** Job **
Show only lines that include "ಯಮದಲ".

(Stored entries)

====

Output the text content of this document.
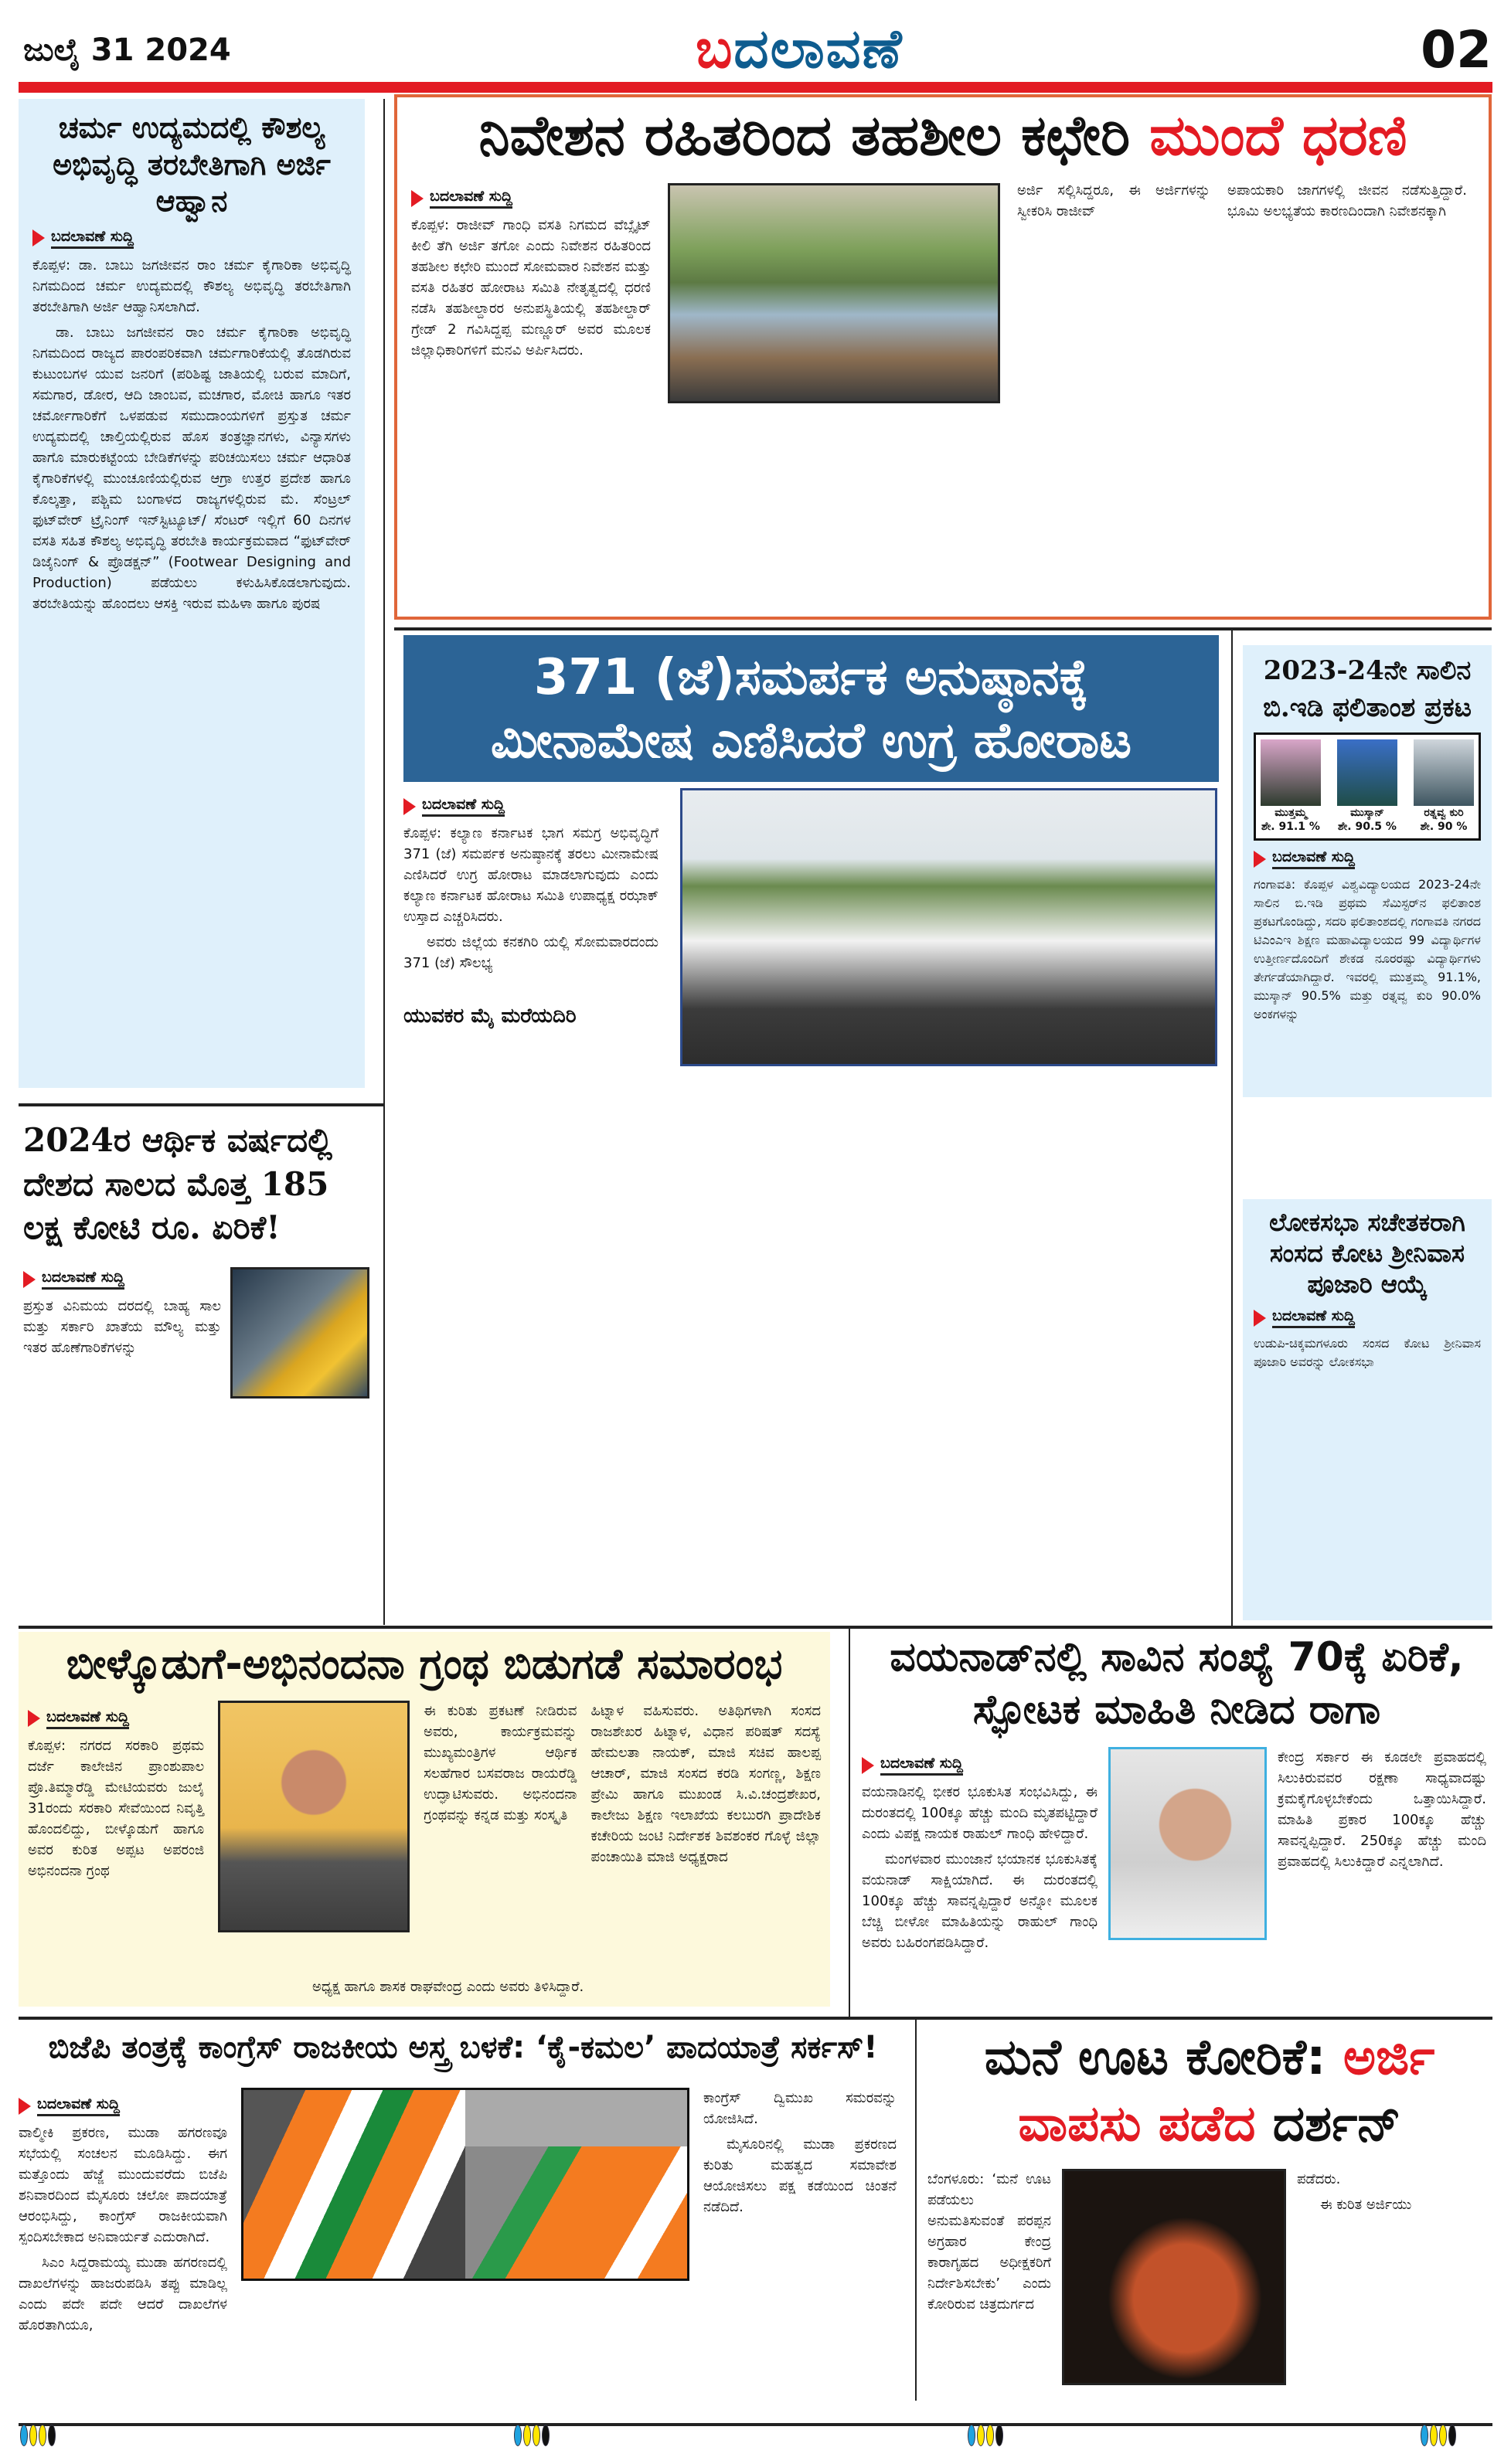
ಜುಲೈ 31 2024	ಬದಲಾವಣೆ	02
ಚರ್ಮ ಉದ್ಯಮದಲ್ಲಿ ಕೌಶಲ್ಯ ಅಭಿವೃದ್ಧಿ ತರಬೇತಿಗಾಗಿ ಅರ್ಜಿ ಆಹ್ವಾನ
ಬದಲಾವಣೆ ಸುದ್ದಿ

ಕೊಪ್ಪಳ: ಡಾ. ಬಾಬು ಜಗಜೀವನ ರಾಂ ಚರ್ಮ ಕೈಗಾರಿಕಾ ಅಭಿವೃದ್ಧಿ ನಿಗಮದಿಂದ ಚರ್ಮ ಉದ್ಯಮದಲ್ಲಿ ಕೌಶಲ್ಯ ಅಭಿವೃದ್ಧಿ ತರಬೇತಿಗಾಗಿ ತರಬೇತಿಗಾಗಿ ಅರ್ಜಿ ಆಹ್ವಾನಿಸಲಾಗಿದೆ.

ಡಾ. ಬಾಬು ಜಗಜೀವನ ರಾಂ ಚರ್ಮ ಕೈಗಾರಿಕಾ ಅಭಿವೃದ್ಧಿ ನಿಗಮದಿಂದ ರಾಜ್ಯದ ಪಾರಂಪರಿಕವಾಗಿ ಚರ್ಮಗಾರಿಕೆಯಲ್ಲಿ ತೊಡಗಿರುವ ಕುಟುಂಬಗಳ ಯುವ ಜನರಿಗೆ (ಪರಿಶಿಷ್ಟ ಜಾತಿಯಲ್ಲಿ ಬರುವ ಮಾದಿಗೆ, ಸಮಗಾರ, ಡೋರ, ಆದಿ ಜಾಂಬವ, ಮಚಗಾರ, ಮೋಚಿ ಹಾಗೂ ಇತರ ಚರ್ಮೋಗಾರಿಕೆಗೆ ಒಳಪಡುವ ಸಮುದಾಂಯಗಳಿಗೆ ಪ್ರಸ್ತುತ ಚರ್ಮ ಉದ್ಯಮದಲ್ಲಿ ಚಾಲ್ತಿಯಲ್ಲಿರುವ ಹೊಸ ತಂತ್ರಜ್ಞಾನಗಳು, ವಿನ್ಯಾಸಗಳು ಹಾಗೊ ಮಾರುಕಟ್ಟೆಂಯ ಬೇಡಿಕೆಗಳನ್ನು ಪರಿಚಯಿಸಲು ಚರ್ಮ ಆಧಾರಿತ ಕೈಗಾರಿಕೆಗಳಲ್ಲಿ ಮುಂಚೂಣಿಯಲ್ಲಿರುವ ಆಗ್ರಾ ಉತ್ತರ ಪ್ರದೇಶ ಹಾಗೂ ಕೊಲ್ಕತ್ತಾ, ಪಶ್ಚಿಮ ಬಂಗಾಳದ ರಾಜ್ಯಗಳಲ್ಲಿರುವ ಮೆ. ಸೆಂಟ್ರಲ್ ಫುಟ್‌ವೇರ್ ಟ್ರೈನಿಂಗ್ ಇನ್‌ಸ್ಟಿಟ್ಯೂಟ್/ ಸೆಂಟರ್ ಇಲ್ಲಿಗೆ 60 ದಿನಗಳ ವಸತಿ ಸಹಿತ ಕೌಶಲ್ಯ ಅಭಿವೃದ್ಧಿ ತರಬೇತಿ ಕಾರ್ಯಕ್ರಮವಾದ “ಫುಟ್‌ವೇರ್ ಡಿಜೈನಿಂಗ್ & ಪ್ರೊಡಕ್ಷನ್” (Footwear Designing and Production) ಪಡೆಯಲು ಕಳುಹಿಸಿಕೊಡಲಾಗುವುದು. ತರಬೇತಿಯನ್ನು ಹೊಂದಲು ಆಸಕ್ತಿ ಇರುವ ಮಹಿಳಾ ಹಾಗೂ ಪುರಷ

2024ರ ಆರ್ಥಿಕ ವರ್ಷದಲ್ಲಿ ದೇಶದ ಸಾಲದ ಮೊತ್ತ 185 ಲಕ್ಷ ಕೋಟಿ ರೂ. ಏರಿಕೆ!
ಬದಲಾವಣೆ ಸುದ್ದಿ

ಪ್ರಸ್ತುತ ವಿನಿಮಯ ದರದಲ್ಲಿ ಬಾಹ್ಯ ಸಾಲ ಮತ್ತು ಸರ್ಕಾರಿ ಖಾತೆಯ ಮೌಲ್ಯ ಮತ್ತು ಇತರ ಹೊಣೆಗಾರಿಕೆಗಳನ್ನು

ನಿವೇಶನ ರಹಿತರಿಂದ ತಹಶೀಲ ಕಛೇರಿ ಮುಂದೆ ಧರಣಿ
ಬದಲಾವಣೆ ಸುದ್ದಿ

ಕೊಪ್ಪಳ: ರಾಜೀವ್ ಗಾಂಧಿ ವಸತಿ ನಿಗಮದ ವೆಬ್ಸೈಟ್ ಕೀಲಿ ತೆಗಿ ಅರ್ಜಿ ತಗೋ ಎಂದು ನಿವೇಶನ ರಹಿತರಿಂದ ತಹಶೀಲ ಕಛೇರಿ ಮುಂದೆ ಸೋಮವಾರ ನಿವೇಶನ ಮತ್ತು ವಸತಿ ರಹಿತರ ಹೋರಾಟ ಸಮಿತಿ ನೇತೃತ್ವದಲ್ಲಿ ಧರಣಿ ನಡೆಸಿ ತಹಶೀಲ್ದಾರರ ಅನುಪಸ್ಥಿತಿಯಲ್ಲಿ ತಹಶೀಲ್ದಾರ್ ಗ್ರೇಡ್ 2 ಗವಿಸಿದ್ದಪ್ಪ ಮಣ್ಣೂರ್ ಅವರ ಮೂಲಕ ಜಿಲ್ಲಾಧಿಕಾರಿಗಳಿಗೆ ಮನವಿ ಅರ್ಪಿಸಿದರು.

ಅರ್ಜಿ ಸಲ್ಲಿಸಿದ್ದರೂ, ಈ ಅರ್ಜಿಗಳನ್ನು ಸ್ವೀಕರಿಸಿ ರಾಜೀವ್

ಅಪಾಯಕಾರಿ ಜಾಗಗಳಲ್ಲಿ ಜೀವನ ನಡೆಸುತ್ತಿದ್ದಾರೆ. ಭೂಮಿ ಅಲಭ್ಯತೆಯ ಕಾರಣದಿಂದಾಗಿ ನಿವೇಶನಕ್ಕಾಗಿ

371 (ಜೆ)ಸಮರ್ಪಕ ಅನುಷ್ಠಾನಕ್ಕೆ
ಮೀನಾಮೇಷ ಎಣಿಸಿದರೆ ಉಗ್ರ ಹೋರಾಟ
ಬದಲಾವಣೆ ಸುದ್ದಿ

ಕೊಪ್ಪಳ: ಕಲ್ಯಾಣ ಕರ್ನಾಟಕ ಭಾಗ ಸಮಗ್ರ ಅಭಿವೃದ್ಧಿಗೆ 371 (ಜೆ) ಸಮರ್ಪಕ ಅನುಷ್ಠಾನಕ್ಕೆ ತರಲು ಮೀನಾಮೇಷ ಎಣಿಸಿದರೆ ಉಗ್ರ ಹೋರಾಟ ಮಾಡಲಾಗುವುದು ಎಂದು ಕಲ್ಯಾಣ ಕರ್ನಾಟಕ ಹೋರಾಟ ಸಮಿತಿ ಉಪಾಧ್ಯಕ್ಷ ರಝಾಕ್ ಉಸ್ತಾದ ಎಚ್ಚರಿಸಿದರು.

ಅವರು ಜಿಲ್ಲೆಯ ಕನಕಗಿರಿ ಯಲ್ಲಿ ಸೋಮವಾರದಂದು 371 (ಜೆ) ಸೌಲಭ್ಯ

ಯುವಕರ ಮೈ ಮರೆಯದಿರಿ
2023-24ನೇ ಸಾಲಿನ ಬಿ.ಇಡಿ ಫಲಿತಾಂಶ ಪ್ರಕಟ
ಮುತ್ತಮ್ಮ
ಶೇ. 91.1 %
ಮುಸ್ಕಾನ್
ಶೇ. 90.5 %
ರತ್ನವ್ವ ಕುರಿ
ಶೇ. 90 %
ಬದಲಾವಣೆ ಸುದ್ದಿ

ಗಂಗಾವತಿ: ಕೊಪ್ಪಳ ವಿಶ್ವವಿದ್ಯಾಲಯದ 2023-24ನೇ ಸಾಲಿನ ಬಿ.ಇಡಿ ಪ್ರಥಮ ಸೆಮಿಸ್ಟರ್‌ನ ಫಲಿತಾಂಶ ಪ್ರಕಟಗೊಂಡಿದ್ದು, ಸದರಿ ಫಲಿತಾಂಶದಲ್ಲಿ ಗಂಗಾವತಿ ನಗರದ ಟಿಎಂಎಇ ಶಿಕ್ಷಣ ಮಹಾವಿದ್ಯಾಲಯದ 99 ವಿದ್ಯಾರ್ಥಿಗಳ ಉತ್ತೀರ್ಣದೊಂದಿಗೆ ಶೇಕಡ ನೂರರಷ್ಟು ವಿದ್ಯಾರ್ಥಿಗಳು ತೇರ್ಗಡೆಯಾಗಿದ್ದಾರೆ. ಇವರಲ್ಲಿ ಮುತ್ತಮ್ಮ 91.1%, ಮುಸ್ಕಾನ್ 90.5% ಮತ್ತು ರತ್ನವ್ವ ಕುರಿ 90.0% ಅಂಕಗಳನ್ನು

ಲೋಕಸಭಾ ಸಚೇತಕರಾಗಿ ಸಂಸದ ಕೋಟ ಶ್ರೀನಿವಾಸ ಪೂಜಾರಿ ಆಯ್ಕೆ
ಬದಲಾವಣೆ ಸುದ್ದಿ

ಉಡುಪಿ-ಚಿಕ್ಕಮಗಳೂರು ಸಂಸದ ಕೋಟ ಶ್ರೀನಿವಾಸ ಪೂಜಾರಿ ಅವರನ್ನು ಲೋಕಸಭಾ

ಬೀಳ್ಕೊಡುಗೆ-ಅಭಿನಂದನಾ ಗ್ರಂಥ ಬಿಡುಗಡೆ ಸಮಾರಂಭ
ಬದಲಾವಣೆ ಸುದ್ದಿ

ಕೊಪ್ಪಳ: ನಗರದ ಸರಕಾರಿ ಪ್ರಥಮ ದರ್ಜೆ ಕಾಲೇಜಿನ ಪ್ರಾಂಶುಪಾಲ ಪ್ರೊ.ತಿಮ್ಮಾರೆಡ್ಡಿ ಮೇಟಿಯವರು ಜುಲೈ 31ರಂದು ಸರಕಾರಿ ಸೇವೆಯಿಂದ ನಿವೃತ್ತಿ ಹೊಂದಲಿದ್ದು, ಬೀಳ್ಕೊಡುಗೆ ಹಾಗೂ ಅವರ ಕುರಿತ ಅಪ್ಪಟ ಅಪರಂಜಿ ಅಭಿನಂದನಾ ಗ್ರಂಥ

ಈ ಕುರಿತು ಪ್ರಕಟಣೆ ನೀಡಿರುವ ಅವರು, ಕಾರ್ಯಕ್ರಮವನ್ನು ಮುಖ್ಯಮಂತ್ರಿಗಳ ಆರ್ಥಿಕ ಸಲಹೆಗಾರ ಬಸವರಾಜ ರಾಯರೆಡ್ಡಿ ಉದ್ಘಾಟಿಸುವರು. ಅಭಿನಂದನಾ ಗ್ರಂಥವನ್ನು ಕನ್ನಡ ಮತ್ತು ಸಂಸ್ಕೃತಿ

ಹಿಟ್ನಾಳ ವಹಿಸುವರು. ಅತಿಥಿಗಳಾಗಿ ಸಂಸದ ರಾಜಶೇಖರ ಹಿಟ್ನಾಳ, ವಿಧಾನ ಪರಿಷತ್ ಸದಸ್ಯೆ ಹೇಮಲತಾ ನಾಯಕ್, ಮಾಜಿ ಸಚಿವ ಹಾಲಪ್ಪ ಆಚಾರ್, ಮಾಜಿ ಸಂಸದ ಕರಡಿ ಸಂಗಣ್ಣ, ಶಿಕ್ಷಣ ಪ್ರೇಮಿ ಹಾಗೂ ಮುಖಂಡ ಸಿ.ವಿ.ಚಂದ್ರಶೇಖರ, ಕಾಲೇಜು ಶಿಕ್ಷಣ ಇಲಾಖೆಯ ಕಲಬುರಗಿ ಪ್ರಾದೇಶಿಕ ಕಚೇರಿಯ ಜಂಟಿ ನಿರ್ದೇಶಕ ಶಿವಶಂಕರ ಗೊಳ್ಳೆ ಜಿಲ್ಲಾ ಪಂಚಾಯಿತಿ ಮಾಜಿ ಅಧ್ಯಕ್ಷರಾದ

ಅಧ್ಯಕ್ಷ ಹಾಗೂ ಶಾಸಕ ರಾಘವೇಂದ್ರ ಎಂದು ಅವರು ತಿಳಿಸಿದ್ದಾರೆ.

ವಯನಾಡ್‌ನಲ್ಲಿ ಸಾವಿನ ಸಂಖ್ಯೆ 70ಕ್ಕೆ ಏರಿಕೆ, ಸ್ಫೋಟಕ ಮಾಹಿತಿ ನೀಡಿದ ರಾಗಾ
ಬದಲಾವಣೆ ಸುದ್ದಿ

ವಯನಾಡಿನಲ್ಲಿ ಭೀಕರ ಭೂಕುಸಿತ ಸಂಭವಿಸಿದ್ದು, ಈ ದುರಂತದಲ್ಲಿ 100ಕ್ಕೂ ಹೆಚ್ಚು ಮಂದಿ ಮೃತಪಟ್ಟಿದ್ದಾರೆ ಎಂದು ವಿಪಕ್ಷ ನಾಯಕ ರಾಹುಲ್ ಗಾಂಧಿ ಹೇಳಿದ್ದಾರೆ.

ಮಂಗಳವಾರ ಮುಂಜಾನೆ ಭಯಾನಕ ಭೂಕುಸಿತಕ್ಕೆ ವಯನಾಡ್ ಸಾಕ್ಷಿಯಾಗಿದೆ. ಈ ದುರಂತದಲ್ಲಿ 100ಕ್ಕೂ ಹೆಚ್ಚು ಸಾವನ್ನಪ್ಪಿದ್ದಾರೆ ಅನ್ನೋ ಮೂಲಕ ಬೆಚ್ಚಿ ಬೀಳೋ ಮಾಹಿತಿಯನ್ನು ರಾಹುಲ್ ಗಾಂಧಿ ಅವರು ಬಹಿರಂಗಪಡಿಸಿದ್ದಾರೆ.

ಕೇಂದ್ರ ಸರ್ಕಾರ ಈ ಕೂಡಲೇ ಪ್ರವಾಹದಲ್ಲಿ ಸಿಲುಕಿರುವವರ ರಕ್ಷಣಾ ಸಾಧ್ಯವಾದಷ್ಟು ಕ್ರಮಕೈಗೊಳ್ಳಬೇಕೆಂದು ಒತ್ತಾಯಿಸಿದ್ದಾರೆ. ಮಾಹಿತಿ ಪ್ರಕಾರ 100ಕ್ಕೂ ಹೆಚ್ಚು ಸಾವನ್ನಪ್ಪಿದ್ದಾರೆ. 250ಕ್ಕೂ ಹೆಚ್ಚು ಮಂದಿ ಪ್ರವಾಹದಲ್ಲಿ ಸಿಲುಕಿದ್ದಾರೆ ಎನ್ನಲಾಗಿದೆ.

ಬಿಜೆಪಿ ತಂತ್ರಕ್ಕೆ ಕಾಂಗ್ರೆಸ್ ರಾಜಕೀಯ ಅಸ್ತ್ರ ಬಳಕೆ: ‘ಕೈ-ಕಮಲ’ ಪಾದಯಾತ್ರೆ ಸರ್ಕಸ್!
ಬದಲಾವಣೆ ಸುದ್ದಿ

ವಾಲ್ಮೀಕಿ ಪ್ರಕರಣ, ಮುಡಾ ಹಗರಣವೂ ಸಭೆಯಲ್ಲಿ ಸಂಚಲನ ಮೂಡಿಸಿದ್ದು. ಈಗ ಮತ್ತೊಂದು ಹೆಜ್ಜೆ ಮುಂದುವರೆದು ಬಿಜೆಪಿ ಶನಿವಾರದಿಂದ ಮೈಸೂರು ಚಲೋ ಪಾದಯಾತ್ರೆ ಆರಂಭಿಸಿದ್ದು, ಕಾಂಗ್ರೆಸ್ ರಾಜಕೀಯವಾಗಿ ಸ್ಪಂದಿಸಬೇಕಾದ ಅನಿವಾರ್ಯತೆ ಎದುರಾಗಿದೆ.

ಸಿಎಂ ಸಿದ್ದರಾಮಯ್ಯ ಮುಡಾ ಹಗರಣದಲ್ಲಿ ದಾಖಲೆಗಳನ್ನು ಹಾಜರುಪಡಿಸಿ ತಪ್ಪು ಮಾಡಿಲ್ಲ ಎಂದು ಪದೇ ಪದೇ ಆದರೆ ದಾಖಲೆಗಳ ಹೊರತಾಗಿಯೂ,

ಕಾಂಗ್ರೆಸ್ ದ್ವಿಮುಖ ಸಮರವನ್ನು ಯೋಜಿಸಿದೆ.

ಮೈಸೂರಿನಲ್ಲಿ ಮುಡಾ ಪ್ರಕರಣದ ಕುರಿತು ಮಹತ್ವದ ಸಮಾವೇಶ ಆಯೋಜಿಸಲು ಪಕ್ಷ ಕಡೆಯಿಂದ ಚಿಂತನೆ ನಡೆದಿದೆ.

ಮನೆ ಊಟ ಕೋರಿಕೆ: ಅರ್ಜಿ
ವಾಪಸು ಪಡೆದ ದರ್ಶನ್

ಬೆಂಗಳೂರು: ‘ಮನೆ ಊಟ ಪಡೆಯಲು ಅನುಮತಿಸುವಂತೆ ಪರಪ್ಪನ ಅಗ್ರಹಾರ ಕೇಂದ್ರ ಕಾರಾಗೃಹದ ಅಧೀಕ್ಷಕರಿಗೆ ನಿರ್ದೇಶಿಸಬೇಕು’ ಎಂದು ಕೋರಿರುವ ಚಿತ್ರದುರ್ಗದ

ಪಡೆದರು.

ಈ ಕುರಿತ ಅರ್ಜಿಯು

====

** Answer for the task **
ಚರ್ಮ ಉದ್ಯಮದಲ್ಲಿ ಕೌಶಲ್ಯ ಅಭಿವೃದ್ಧಿ ತರಬೇತಿಗಾಗಿ ಅರ್ಜಿ ಆಹ್ವಾನ
ಕೊಪ್ಪಳ: ಡಾ. ಬಾಬು ಜಗಜೀವನ ರಾಂ ಚರ್ಮ ಕೈಗಾರಿಕಾ ಅಭಿವೃದ್ಧಿ ನಿಗಮದಿಂದ ಚರ್ಮ ಉದ್ಯಮದಲ್ಲಿ ಕೌಶಲ್ಯ ಅಭಿವೃದ್ಧಿ ತರಬೇತಿಗಾಗಿ ತರಬೇತಿಗಾಗಿ ಅರ್ಜಿ ಆಹ್ವಾನಿಸಲಾಗಿದೆ.
ಡಾ. ಬಾಬು ಜಗಜೀವನ ರಾಂ ಚರ್ಮ ಕೈಗಾರಿಕಾ ಅಭಿವೃದ್ಧಿ ನಿಗಮದಿಂದ ರಾಜ್ಯದ ಪಾರಂಪರಿಕವಾಗಿ ಚರ್ಮಗಾರಿಕೆಯಲ್ಲಿ ತೊಡಗಿರುವ ಕುಟುಂಬಗಳ ಯುವ ಜನರಿಗೆ (ಪರಿಶಿಷ್ಟ ಜಾತಿಯಲ್ಲಿ ಬರುವ ಮಾದಿಗೆ, ಸಮಗಾರ, ಡೋರ, ಆದಿ ಜಾಂಬವ, ಮಚಗಾರ, ಮೋಚಿ ಹಾಗೂ ಇತರ ಚರ್ಮೋಗಾರಿಕೆಗೆ ಒಳಪಡುವ ಸಮುದಾಂಯಗಳಿಗೆ ಪ್ರಸ್ತುತ ಚರ್ಮ ಉದ್ಯಮದಲ್ಲಿ ಚಾಲ್ತಿಯಲ್ಲಿರುವ ಹೊಸ ತಂತ್ರಜ್ಞಾನಗಳು, ವಿನ್ಯಾಸಗಳು ಹಾಗೊ ಮಾರುಕಟ್ಟೆಂಯ ಬೇಡಿಕೆಗಳನ್ನು ಪರಿಚಯಿಸಲು ಚರ್ಮ ಆಧಾರಿತ ಕೈಗಾರಿಕೆಗಳಲ್ಲಿ ಮುಂಚೂಣಿಯಲ್ಲಿರುವ ಆಗ್ರಾ ಉತ್ತರ ಪ್ರದೇಶ ಹಾಗೂ ಕೊಲ್ಕತ್ತಾ, ಪಶ್ಚಿಮ ಬಂಗಾಳದ ರಾಜ್ಯಗಳಲ್ಲಿರುವ ಮೆ. ಸೆಂಟ್ರಲ್ ಫುಟ್‌ವೇರ್ ಟ್ರೈನಿಂಗ್ ಇನ್‌ಸ್ಟಿಟ್ಯೂಟ್/ ಸೆಂಟರ್ ಇಲ್ಲಿಗೆ 60 ದಿನಗಳ ವಸತಿ ಸಹಿತ ಕೌಶಲ್ಯ ಅಭಿವೃದ್ಧಿ ತರಬೇತಿ ಕಾರ್ಯಕ್ರಮವಾದ “ಫುಟ್‌ವೇರ್ ಡಿಜೈನಿಂಗ್ & ಪ್ರೊಡಕ್ಷನ್” (Footwear Designing and Production) ಪಡೆಯಲು ಕಳುಹಿಸಿಕೊಡಲಾಗುವುದು. ತರಬೇತಿಯನ್ನು ಹೊಂದಲು ಆಸಕ್ತಿ ಇರುವ ಮಹಿಳಾ ಹಾಗೂ ಪುರಷ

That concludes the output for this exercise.